§ TASK TO COMPLETE:
Reproduce all the lines exactly as they stand, apart from the pictures.

[MATERIAL start]

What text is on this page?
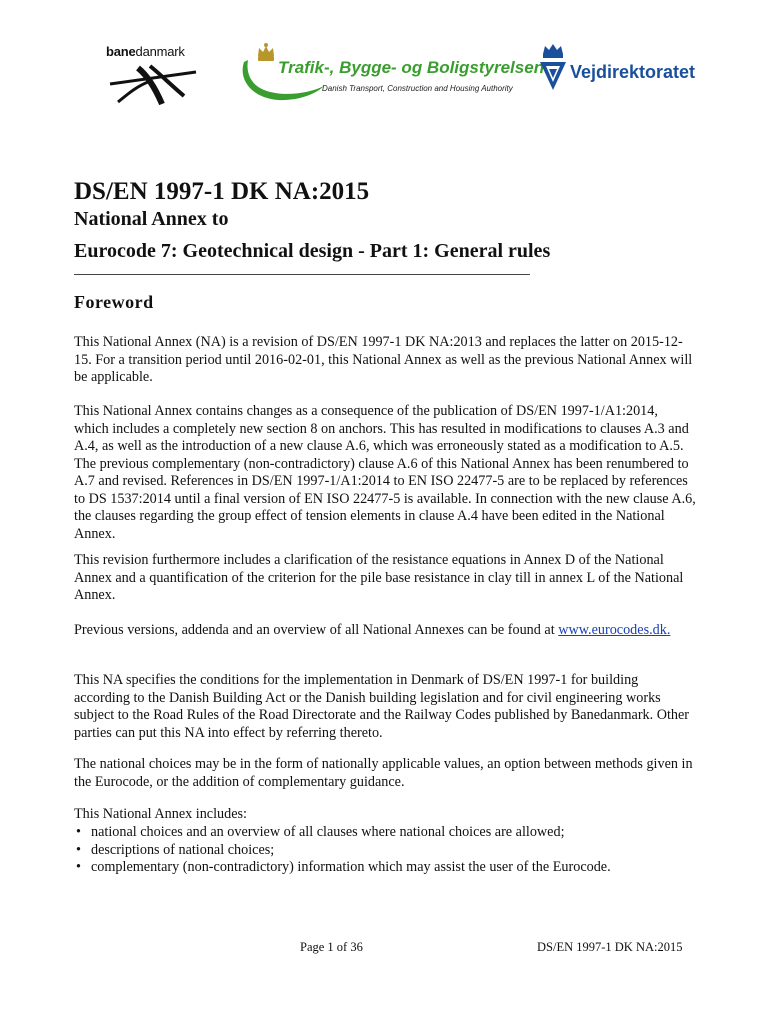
banedanmark
Trafik-, Bygge- og Boligstyrelsen
Danish Transport, Construction and Housing Authority
Vejdirektoratet
DS/EN 1997-1 DK NA:2015
National Annex to
Eurocode 7: Geotechnical design - Part 1: General rules
Foreword

This National Annex (NA) is a revision of DS/EN 1997-1 DK NA:2013 and replaces the latter on 2015-12-15. For a transition period until 2016-02-01, this National Annex as well as the previous National Annex will be applicable.

This National Annex contains changes as a consequence of the publication of DS/EN 1997-1/A1:2014, which includes a completely new section 8 on anchors. This has resulted in modifications to clauses A.3 and A.4, as well as the introduction of a new clause A.6, which was erroneously stated as a modification to A.5. The previous complementary (non-contradictory) clause A.6 of this National Annex has been renumbered to A.7 and revised. References in DS/EN 1997-1/A1:2014 to EN ISO 22477-5 are to be replaced by references to DS 1537:2014 until a final version of EN ISO 22477-5 is available. In connection with the new clause A.6, the clauses regarding the group effect of tension elements in clause A.4 have been edited in the National Annex.

This revision furthermore includes a clarification of the resistance equations in Annex D of the National Annex and a quantification of the criterion for the pile base resistance in clay till in annex L of the National Annex.

Previous versions, addenda and an overview of all National Annexes can be found at www.eurocodes.dk.

This NA specifies the conditions for the implementation in Denmark of DS/EN 1997-1 for building according to the Danish Building Act or the Danish building legislation and for civil engineering works subject to the Road Rules of the Road Directorate and the Railway Codes published by Banedanmark. Other parties can put this NA into effect by referring thereto.

The national choices may be in the form of nationally applicable values, an option between methods given in the Eurocode, or the addition of complementary guidance.

This National Annex includes:

• national choices and an overview of all clauses where national choices are allowed;
• descriptions of national choices;
• complementary (non-contradictory) information which may assist the user of the Eurocode.
Page 1 of 36	DS/EN 1997-1 DK NA:2015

[MATERIAL end]

§ WORKED ANSWER:
What text is on this page?
banedanmark
Trafik-, Bygge- og Boligstyrelsen
Danish Transport, Construction and Housing Authority
Vejdirektoratet
DS/EN 1997-1 DK NA:2015
National Annex to
Eurocode 7: Geotechnical design - Part 1: General rules
Foreword

This National Annex (NA) is a revision of DS/EN 1997-1 DK NA:2013 and replaces the latter on 2015-12-15. For a transition period until 2016-02-01, this National Annex as well as the previous National Annex will be applicable.

This National Annex contains changes as a consequence of the publication of DS/EN 1997-1/A1:2014, which includes a completely new section 8 on anchors. This has resulted in modifications to clauses A.3 and A.4, as well as the introduction of a new clause A.6, which was erroneously stated as a modification to A.5. The previous complementary (non-contradictory) clause A.6 of this National Annex has been renumbered to A.7 and revised. References in DS/EN 1997-1/A1:2014 to EN ISO 22477-5 are to be replaced by references to DS 1537:2014 until a final version of EN ISO 22477-5 is available. In connection with the new clause A.6, the clauses regarding the group effect of tension elements in clause A.4 have been edited in the National Annex.

This revision furthermore includes a clarification of the resistance equations in Annex D of the National Annex and a quantification of the criterion for the pile base resistance in clay till in annex L of the National Annex.

Previous versions, addenda and an overview of all National Annexes can be found at www.eurocodes.dk.

This NA specifies the conditions for the implementation in Denmark of DS/EN 1997-1 for building according to the Danish Building Act or the Danish building legislation and for civil engineering works subject to the Road Rules of the Road Directorate and the Railway Codes published by Banedanmark. Other parties can put this NA into effect by referring thereto.

The national choices may be in the form of nationally applicable values, an option between methods given in the Eurocode, or the addition of complementary guidance.

This National Annex includes:

• national choices and an overview of all clauses where national choices are allowed;
• descriptions of national choices;
• complementary (non-contradictory) information which may assist the user of the Eurocode.
Page 1 of 36	DS/EN 1997-1 DK NA:2015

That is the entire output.